Goal: Restate the full set of records exactly, without adding or dropping a word.
===== Exercise input =====
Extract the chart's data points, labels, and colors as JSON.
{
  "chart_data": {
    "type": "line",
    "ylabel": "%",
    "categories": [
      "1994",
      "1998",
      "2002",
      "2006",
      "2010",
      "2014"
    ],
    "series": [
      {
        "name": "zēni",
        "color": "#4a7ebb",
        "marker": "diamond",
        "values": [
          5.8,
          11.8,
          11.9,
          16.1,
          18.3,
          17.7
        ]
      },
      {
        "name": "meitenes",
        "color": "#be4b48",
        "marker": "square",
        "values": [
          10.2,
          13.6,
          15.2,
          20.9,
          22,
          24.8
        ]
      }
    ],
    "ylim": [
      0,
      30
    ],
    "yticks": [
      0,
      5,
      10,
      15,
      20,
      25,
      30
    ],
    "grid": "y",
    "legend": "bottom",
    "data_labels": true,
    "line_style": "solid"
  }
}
=====
Reply to the exercise:
Extract the chart's data points, labels, and colors as JSON.
{
  "chart_data": {
    "type": "line",
    "ylabel": "%",
    "categories": [
      "1994",
      "1998",
      "2002",
      "2006",
      "2010",
      "2014"
    ],
    "series": [
      {
        "name": "zēni",
        "color": "#4a7ebb",
        "marker": "diamond",
        "values": [
          5.8,
          11.8,
          11.9,
          16.1,
          18.3,
          17.7
        ]
      },
      {
        "name": "meitenes",
        "color": "#be4b48",
        "marker": "square",
        "values": [
          10.2,
          13.6,
          15.2,
          20.9,
          22,
          24.8
        ]
      }
    ],
    "ylim": [
      0,
      30
    ],
    "yticks": [
      0,
      5,
      10,
      15,
      20,
      25,
      30
    ],
    "grid": "y",
    "legend": "bottom",
    "data_labels": true,
    "line_style": "solid"
  }
}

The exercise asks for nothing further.